(Dataset entries)
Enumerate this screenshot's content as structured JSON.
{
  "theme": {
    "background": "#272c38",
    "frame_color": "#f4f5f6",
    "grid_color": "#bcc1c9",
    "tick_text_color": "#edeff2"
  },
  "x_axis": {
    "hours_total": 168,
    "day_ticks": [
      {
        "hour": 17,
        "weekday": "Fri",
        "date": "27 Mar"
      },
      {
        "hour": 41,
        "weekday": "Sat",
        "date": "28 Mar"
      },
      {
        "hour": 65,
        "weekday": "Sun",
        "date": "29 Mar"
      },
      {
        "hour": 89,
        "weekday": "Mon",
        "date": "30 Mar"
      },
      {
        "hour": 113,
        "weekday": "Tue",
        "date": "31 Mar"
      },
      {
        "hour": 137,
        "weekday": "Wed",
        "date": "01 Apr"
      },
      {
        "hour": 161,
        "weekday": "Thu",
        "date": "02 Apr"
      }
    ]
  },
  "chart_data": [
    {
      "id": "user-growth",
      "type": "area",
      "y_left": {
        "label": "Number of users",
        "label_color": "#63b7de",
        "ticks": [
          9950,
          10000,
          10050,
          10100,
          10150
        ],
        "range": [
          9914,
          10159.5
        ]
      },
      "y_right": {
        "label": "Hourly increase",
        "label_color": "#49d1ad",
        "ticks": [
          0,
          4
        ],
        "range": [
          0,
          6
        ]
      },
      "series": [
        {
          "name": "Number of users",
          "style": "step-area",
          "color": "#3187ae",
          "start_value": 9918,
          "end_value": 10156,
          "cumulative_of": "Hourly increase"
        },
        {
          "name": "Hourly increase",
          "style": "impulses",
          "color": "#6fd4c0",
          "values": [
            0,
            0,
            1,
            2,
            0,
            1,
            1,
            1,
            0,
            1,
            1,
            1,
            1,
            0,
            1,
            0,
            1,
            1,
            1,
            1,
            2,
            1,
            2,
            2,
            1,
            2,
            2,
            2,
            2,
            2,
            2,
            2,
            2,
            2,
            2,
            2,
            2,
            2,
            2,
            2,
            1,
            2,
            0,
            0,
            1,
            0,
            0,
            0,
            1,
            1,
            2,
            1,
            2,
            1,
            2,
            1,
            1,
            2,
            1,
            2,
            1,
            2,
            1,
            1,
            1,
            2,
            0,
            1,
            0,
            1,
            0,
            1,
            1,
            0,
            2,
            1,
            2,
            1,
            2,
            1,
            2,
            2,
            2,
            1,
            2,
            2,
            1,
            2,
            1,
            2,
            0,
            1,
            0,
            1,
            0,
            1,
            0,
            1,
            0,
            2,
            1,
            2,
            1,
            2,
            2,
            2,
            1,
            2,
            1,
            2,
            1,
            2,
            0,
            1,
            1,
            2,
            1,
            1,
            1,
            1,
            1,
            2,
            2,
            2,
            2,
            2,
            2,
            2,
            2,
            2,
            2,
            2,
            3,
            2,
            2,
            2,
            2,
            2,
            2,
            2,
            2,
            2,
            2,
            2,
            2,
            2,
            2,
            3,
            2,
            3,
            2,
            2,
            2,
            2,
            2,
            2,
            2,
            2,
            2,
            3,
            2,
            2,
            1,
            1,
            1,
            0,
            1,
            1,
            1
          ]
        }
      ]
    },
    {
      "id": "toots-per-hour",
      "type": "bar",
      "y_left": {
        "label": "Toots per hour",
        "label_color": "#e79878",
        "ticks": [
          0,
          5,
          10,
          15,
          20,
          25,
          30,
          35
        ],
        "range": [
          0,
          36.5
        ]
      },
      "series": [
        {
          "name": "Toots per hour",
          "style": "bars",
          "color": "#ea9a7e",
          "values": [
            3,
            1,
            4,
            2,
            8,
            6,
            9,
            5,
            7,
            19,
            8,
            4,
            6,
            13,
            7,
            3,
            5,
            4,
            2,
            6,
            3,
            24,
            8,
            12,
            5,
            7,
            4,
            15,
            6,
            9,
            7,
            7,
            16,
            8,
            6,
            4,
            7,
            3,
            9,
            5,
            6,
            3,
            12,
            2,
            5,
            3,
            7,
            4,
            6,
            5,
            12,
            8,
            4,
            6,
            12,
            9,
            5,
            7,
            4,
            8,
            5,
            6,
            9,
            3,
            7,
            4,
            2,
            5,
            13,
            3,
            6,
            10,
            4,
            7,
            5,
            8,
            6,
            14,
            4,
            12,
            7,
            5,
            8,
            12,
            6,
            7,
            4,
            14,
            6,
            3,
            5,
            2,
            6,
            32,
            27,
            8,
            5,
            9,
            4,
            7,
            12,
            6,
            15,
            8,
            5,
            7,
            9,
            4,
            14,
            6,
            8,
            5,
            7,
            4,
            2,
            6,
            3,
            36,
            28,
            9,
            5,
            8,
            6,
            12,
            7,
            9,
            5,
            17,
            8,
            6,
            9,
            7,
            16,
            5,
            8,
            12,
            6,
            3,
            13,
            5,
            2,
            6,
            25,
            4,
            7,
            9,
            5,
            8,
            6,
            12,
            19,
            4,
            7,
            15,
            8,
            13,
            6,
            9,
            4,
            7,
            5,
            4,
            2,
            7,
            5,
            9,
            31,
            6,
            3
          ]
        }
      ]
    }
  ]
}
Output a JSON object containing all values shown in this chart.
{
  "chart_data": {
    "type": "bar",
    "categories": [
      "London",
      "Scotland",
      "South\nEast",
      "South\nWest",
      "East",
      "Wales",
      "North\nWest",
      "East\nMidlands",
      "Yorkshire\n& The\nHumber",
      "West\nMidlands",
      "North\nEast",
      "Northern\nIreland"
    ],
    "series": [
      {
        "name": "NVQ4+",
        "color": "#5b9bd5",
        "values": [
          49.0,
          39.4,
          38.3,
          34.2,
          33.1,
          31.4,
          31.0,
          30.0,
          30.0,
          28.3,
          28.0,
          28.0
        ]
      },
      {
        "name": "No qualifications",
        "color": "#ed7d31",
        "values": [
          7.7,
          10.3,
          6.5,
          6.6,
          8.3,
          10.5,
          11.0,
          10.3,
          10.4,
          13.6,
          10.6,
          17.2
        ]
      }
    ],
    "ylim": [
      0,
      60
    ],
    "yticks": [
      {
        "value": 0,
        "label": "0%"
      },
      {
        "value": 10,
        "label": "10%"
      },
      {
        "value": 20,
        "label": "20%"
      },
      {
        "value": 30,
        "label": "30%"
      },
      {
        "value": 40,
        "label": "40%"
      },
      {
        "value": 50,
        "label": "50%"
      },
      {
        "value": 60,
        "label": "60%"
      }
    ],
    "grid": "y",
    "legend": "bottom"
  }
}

(Exercise)
Extract all the entries word for word.

(Answer to this exercise)
Enumerate this screenshot's content as structured JSON.
{
  "theme": {
    "background": "#272c38",
    "frame_color": "#f4f5f6",
    "grid_color": "#bcc1c9",
    "tick_text_color": "#edeff2"
  },
  "x_axis": {
    "hours_total": 168,
    "day_ticks": [
      {
        "hour": 17,
        "weekday": "Fri",
        "date": "27 Mar"
      },
      {
        "hour": 41,
        "weekday": "Sat",
        "date": "28 Mar"
      },
      {
        "hour": 65,
        "weekday": "Sun",
        "date": "29 Mar"
      },
      {
        "hour": 89,
        "weekday": "Mon",
        "date": "30 Mar"
      },
      {
        "hour": 113,
        "weekday": "Tue",
        "date": "31 Mar"
      },
      {
        "hour": 137,
        "weekday": "Wed",
        "date": "01 Apr"
      },
      {
        "hour": 161,
        "weekday": "Thu",
        "date": "02 Apr"
      }
    ]
  },
  "chart_data": [
    {
      "id": "user-growth",
      "type": "area",
      "y_left": {
        "label": "Number of users",
        "label_color": "#63b7de",
        "ticks": [
          9950,
          10000,
          10050,
          10100,
          10150
        ],
        "range": [
          9914,
          10159.5
        ]
      },
      "y_right": {
        "label": "Hourly increase",
        "label_color": "#49d1ad",
        "ticks": [
          0,
          4
        ],
        "range": [
          0,
          6
        ]
      },
      "series": [
        {
          "name": "Number of users",
          "style": "step-area",
          "color": "#3187ae",
          "start_value": 9918,
          "end_value": 10156,
          "cumulative_of": "Hourly increase"
        },
        {
          "name": "Hourly increase",
          "style": "impulses",
          "color": "#6fd4c0",
          "values": [
            0,
            0,
            1,
            2,
            0,
            1,
            1,
            1,
            0,
            1,
            1,
            1,
            1,
            0,
            1,
            0,
            1,
            1,
            1,
            1,
            2,
            1,
            2,
            2,
            1,
            2,
            2,
            2,
            2,
            2,
            2,
            2,
            2,
            2,
            2,
            2,
            2,
            2,
            2,
            2,
            1,
            2,
            0,
            0,
            1,
            0,
            0,
            0,
            1,
            1,
            2,
            1,
            2,
            1,
            2,
            1,
            1,
            2,
            1,
            2,
            1,
            2,
            1,
            1,
            1,
            2,
            0,
            1,
            0,
            1,
            0,
            1,
            1,
            0,
            2,
            1,
            2,
            1,
            2,
            1,
            2,
            2,
            2,
            1,
            2,
            2,
            1,
            2,
            1,
            2,
            0,
            1,
            0,
            1,
            0,
            1,
            0,
            1,
            0,
            2,
            1,
            2,
            1,
            2,
            2,
            2,
            1,
            2,
            1,
            2,
            1,
            2,
            0,
            1,
            1,
            2,
            1,
            1,
            1,
            1,
            1,
            2,
            2,
            2,
            2,
            2,
            2,
            2,
            2,
            2,
            2,
            2,
            3,
            2,
            2,
            2,
            2,
            2,
            2,
            2,
            2,
            2,
            2,
            2,
            2,
            2,
            2,
            3,
            2,
            3,
            2,
            2,
            2,
            2,
            2,
            2,
            2,
            2,
            2,
            3,
            2,
            2,
            1,
            1,
            1,
            0,
            1,
            1,
            1
          ]
        }
      ]
    },
    {
      "id": "toots-per-hour",
      "type": "bar",
      "y_left": {
        "label": "Toots per hour",
        "label_color": "#e79878",
        "ticks": [
          0,
          5,
          10,
          15,
          20,
          25,
          30,
          35
        ],
        "range": [
          0,
          36.5
        ]
      },
      "series": [
        {
          "name": "Toots per hour",
          "style": "bars",
          "color": "#ea9a7e",
          "values": [
            3,
            1,
            4,
            2,
            8,
            6,
            9,
            5,
            7,
            19,
            8,
            4,
            6,
            13,
            7,
            3,
            5,
            4,
            2,
            6,
            3,
            24,
            8,
            12,
            5,
            7,
            4,
            15,
            6,
            9,
            7,
            7,
            16,
            8,
            6,
            4,
            7,
            3,
            9,
            5,
            6,
            3,
            12,
            2,
            5,
            3,
            7,
            4,
            6,
            5,
            12,
            8,
            4,
            6,
            12,
            9,
            5,
            7,
            4,
            8,
            5,
            6,
            9,
            3,
            7,
            4,
            2,
            5,
            13,
            3,
            6,
            10,
            4,
            7,
            5,
            8,
            6,
            14,
            4,
            12,
            7,
            5,
            8,
            12,
            6,
            7,
            4,
            14,
            6,
            3,
            5,
            2,
            6,
            32,
            27,
            8,
            5,
            9,
            4,
            7,
            12,
            6,
            15,
            8,
            5,
            7,
            9,
            4,
            14,
            6,
            8,
            5,
            7,
            4,
            2,
            6,
            3,
            36,
            28,
            9,
            5,
            8,
            6,
            12,
            7,
            9,
            5,
            17,
            8,
            6,
            9,
            7,
            16,
            5,
            8,
            12,
            6,
            3,
            13,
            5,
            2,
            6,
            25,
            4,
            7,
            9,
            5,
            8,
            6,
            12,
            19,
            4,
            7,
            15,
            8,
            13,
            6,
            9,
            4,
            7,
            5,
            4,
            2,
            7,
            5,
            9,
            31,
            6,
            3
          ]
        }
      ]
    }
  ]
}
Output a JSON object containing all values shown in this chart.
{
  "chart_data": {
    "type": "bar",
    "categories": [
      "London",
      "Scotland",
      "South\nEast",
      "South\nWest",
      "East",
      "Wales",
      "North\nWest",
      "East\nMidlands",
      "Yorkshire\n& The\nHumber",
      "West\nMidlands",
      "North\nEast",
      "Northern\nIreland"
    ],
    "series": [
      {
        "name": "NVQ4+",
        "color": "#5b9bd5",
        "values": [
          49.0,
          39.4,
          38.3,
          34.2,
          33.1,
          31.4,
          31.0,
          30.0,
          30.0,
          28.3,
          28.0,
          28.0
        ]
      },
      {
        "name": "No qualifications",
        "color": "#ed7d31",
        "values": [
          7.7,
          10.3,
          6.5,
          6.6,
          8.3,
          10.5,
          11.0,
          10.3,
          10.4,
          13.6,
          10.6,
          17.2
        ]
      }
    ],
    "ylim": [
      0,
      60
    ],
    "yticks": [
      {
        "value": 0,
        "label": "0%"
      },
      {
        "value": 10,
        "label": "10%"
      },
      {
        "value": 20,
        "label": "20%"
      },
      {
        "value": 30,
        "label": "30%"
      },
      {
        "value": 40,
        "label": "40%"
      },
      {
        "value": 50,
        "label": "50%"
      },
      {
        "value": 60,
        "label": "60%"
      }
    ],
    "grid": "y",
    "legend": "bottom"
  }
}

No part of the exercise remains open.